** Lines of data **
▼
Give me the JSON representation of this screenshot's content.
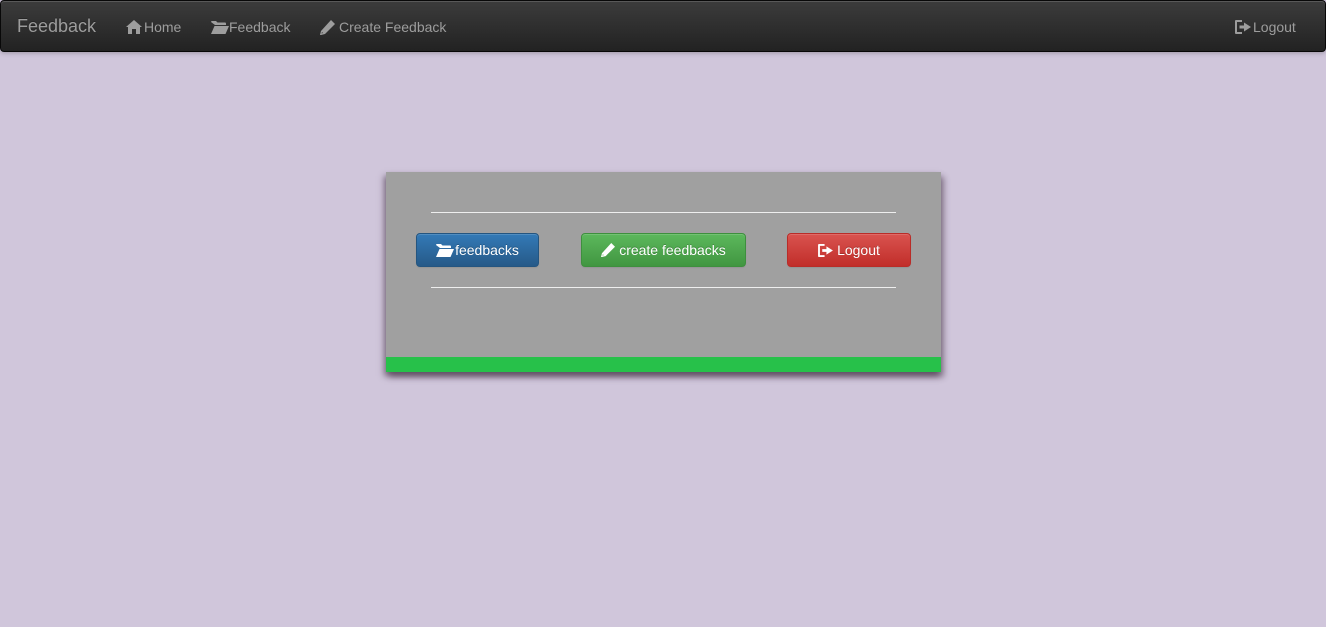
{
  "navbar": {
    "brand": "Feedback",
    "links": [
      {
        "label": "Home",
        "icon": "home-icon"
      },
      {
        "label": "Feedback",
        "icon": "folder-open-icon"
      },
      {
        "label": "Create Feedback",
        "icon": "pencil-icon"
      }
    ],
    "logout": {
      "label": "Logout",
      "icon": "logout-icon"
    }
  },
  "card": {
    "buttons": {
      "feedbacks": {
        "label": "feedbacks",
        "icon": "folder-open-icon",
        "color": "#337ab7"
      },
      "create": {
        "label": "create feedbacks",
        "icon": "pencil-icon",
        "color": "#5cb85c"
      },
      "logout": {
        "label": "Logout",
        "icon": "logout-icon",
        "color": "#d9534f"
      }
    },
    "accent_bar_color": "#27c14a"
  },
  "colors": {
    "page_background": "#d0c6db",
    "card_background": "#a0a0a0",
    "navbar_background": "#222222"
  }
}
▲
** Work required **
Copy out all of the material exactly as written, without its pictures.

** Task solution **
Give me the JSON representation of this screenshot's content.
{
  "navbar": {
    "brand": "Feedback",
    "links": [
      {
        "label": "Home",
        "icon": "home-icon"
      },
      {
        "label": "Feedback",
        "icon": "folder-open-icon"
      },
      {
        "label": "Create Feedback",
        "icon": "pencil-icon"
      }
    ],
    "logout": {
      "label": "Logout",
      "icon": "logout-icon"
    }
  },
  "card": {
    "buttons": {
      "feedbacks": {
        "label": "feedbacks",
        "icon": "folder-open-icon",
        "color": "#337ab7"
      },
      "create": {
        "label": "create feedbacks",
        "icon": "pencil-icon",
        "color": "#5cb85c"
      },
      "logout": {
        "label": "Logout",
        "icon": "logout-icon",
        "color": "#d9534f"
      }
    },
    "accent_bar_color": "#27c14a"
  },
  "colors": {
    "page_background": "#d0c6db",
    "card_background": "#a0a0a0",
    "navbar_background": "#222222"
  }
}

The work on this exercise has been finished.